SET PROBLEM: Write out all of the entries exactly as given.

ROWS:

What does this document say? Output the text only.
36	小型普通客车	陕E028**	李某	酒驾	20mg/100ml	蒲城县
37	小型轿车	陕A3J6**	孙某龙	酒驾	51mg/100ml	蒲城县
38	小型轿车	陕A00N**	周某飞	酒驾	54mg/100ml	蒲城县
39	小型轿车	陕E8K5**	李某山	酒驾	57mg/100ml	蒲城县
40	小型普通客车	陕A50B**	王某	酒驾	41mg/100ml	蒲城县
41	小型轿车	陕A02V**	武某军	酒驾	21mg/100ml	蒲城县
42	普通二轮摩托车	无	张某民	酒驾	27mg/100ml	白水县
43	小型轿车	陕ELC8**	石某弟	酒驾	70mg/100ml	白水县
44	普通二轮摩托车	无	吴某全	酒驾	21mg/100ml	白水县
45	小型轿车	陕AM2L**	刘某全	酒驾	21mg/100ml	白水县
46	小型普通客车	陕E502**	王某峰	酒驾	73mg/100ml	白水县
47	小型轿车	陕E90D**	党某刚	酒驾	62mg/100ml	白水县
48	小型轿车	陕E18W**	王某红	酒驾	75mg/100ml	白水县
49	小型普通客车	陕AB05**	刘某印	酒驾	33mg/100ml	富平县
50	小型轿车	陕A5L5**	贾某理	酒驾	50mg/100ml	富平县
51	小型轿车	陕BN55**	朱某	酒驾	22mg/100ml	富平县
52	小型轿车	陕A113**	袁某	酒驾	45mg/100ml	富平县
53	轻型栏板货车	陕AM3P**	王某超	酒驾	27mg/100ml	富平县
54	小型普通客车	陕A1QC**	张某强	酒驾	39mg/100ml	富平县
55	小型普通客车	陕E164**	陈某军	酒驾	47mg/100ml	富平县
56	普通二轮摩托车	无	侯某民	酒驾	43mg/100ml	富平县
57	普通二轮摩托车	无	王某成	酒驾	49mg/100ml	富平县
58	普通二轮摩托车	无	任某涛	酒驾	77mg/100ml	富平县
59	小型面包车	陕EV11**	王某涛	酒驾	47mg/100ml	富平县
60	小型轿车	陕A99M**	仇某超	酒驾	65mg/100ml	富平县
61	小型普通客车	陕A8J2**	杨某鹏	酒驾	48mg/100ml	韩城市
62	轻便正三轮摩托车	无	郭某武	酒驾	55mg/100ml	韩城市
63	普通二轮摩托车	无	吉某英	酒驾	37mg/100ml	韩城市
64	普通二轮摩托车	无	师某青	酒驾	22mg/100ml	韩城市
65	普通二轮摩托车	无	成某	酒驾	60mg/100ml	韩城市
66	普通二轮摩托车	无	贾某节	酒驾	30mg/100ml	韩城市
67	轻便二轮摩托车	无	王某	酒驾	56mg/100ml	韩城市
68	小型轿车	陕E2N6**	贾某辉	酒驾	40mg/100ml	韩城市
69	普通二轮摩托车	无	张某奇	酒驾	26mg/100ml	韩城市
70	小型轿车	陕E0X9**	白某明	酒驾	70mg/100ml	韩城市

RESULT BELOW:
What does this document say? Output the text only.
36	小型普通客车	陕E028**	李某	酒驾	20mg/100ml	蒲城县
37	小型轿车	陕A3J6**	孙某龙	酒驾	51mg/100ml	蒲城县
38	小型轿车	陕A00N**	周某飞	酒驾	54mg/100ml	蒲城县
39	小型轿车	陕E8K5**	李某山	酒驾	57mg/100ml	蒲城县
40	小型普通客车	陕A50B**	王某	酒驾	41mg/100ml	蒲城县
41	小型轿车	陕A02V**	武某军	酒驾	21mg/100ml	蒲城县
42	普通二轮摩托车	无	张某民	酒驾	27mg/100ml	白水县
43	小型轿车	陕ELC8**	石某弟	酒驾	70mg/100ml	白水县
44	普通二轮摩托车	无	吴某全	酒驾	21mg/100ml	白水县
45	小型轿车	陕AM2L**	刘某全	酒驾	21mg/100ml	白水县
46	小型普通客车	陕E502**	王某峰	酒驾	73mg/100ml	白水县
47	小型轿车	陕E90D**	党某刚	酒驾	62mg/100ml	白水县
48	小型轿车	陕E18W**	王某红	酒驾	75mg/100ml	白水县
49	小型普通客车	陕AB05**	刘某印	酒驾	33mg/100ml	富平县
50	小型轿车	陕A5L5**	贾某理	酒驾	50mg/100ml	富平县
51	小型轿车	陕BN55**	朱某	酒驾	22mg/100ml	富平县
52	小型轿车	陕A113**	袁某	酒驾	45mg/100ml	富平县
53	轻型栏板货车	陕AM3P**	王某超	酒驾	27mg/100ml	富平县
54	小型普通客车	陕A1QC**	张某强	酒驾	39mg/100ml	富平县
55	小型普通客车	陕E164**	陈某军	酒驾	47mg/100ml	富平县
56	普通二轮摩托车	无	侯某民	酒驾	43mg/100ml	富平县
57	普通二轮摩托车	无	王某成	酒驾	49mg/100ml	富平县
58	普通二轮摩托车	无	任某涛	酒驾	77mg/100ml	富平县
59	小型面包车	陕EV11**	王某涛	酒驾	47mg/100ml	富平县
60	小型轿车	陕A99M**	仇某超	酒驾	65mg/100ml	富平县
61	小型普通客车	陕A8J2**	杨某鹏	酒驾	48mg/100ml	韩城市
62	轻便正三轮摩托车	无	郭某武	酒驾	55mg/100ml	韩城市
63	普通二轮摩托车	无	吉某英	酒驾	37mg/100ml	韩城市
64	普通二轮摩托车	无	师某青	酒驾	22mg/100ml	韩城市
65	普通二轮摩托车	无	成某	酒驾	60mg/100ml	韩城市
66	普通二轮摩托车	无	贾某节	酒驾	30mg/100ml	韩城市
67	轻便二轮摩托车	无	王某	酒驾	56mg/100ml	韩城市
68	小型轿车	陕E2N6**	贾某辉	酒驾	40mg/100ml	韩城市
69	普通二轮摩托车	无	张某奇	酒驾	26mg/100ml	韩城市
70	小型轿车	陕E0X9**	白某明	酒驾	70mg/100ml	韩城市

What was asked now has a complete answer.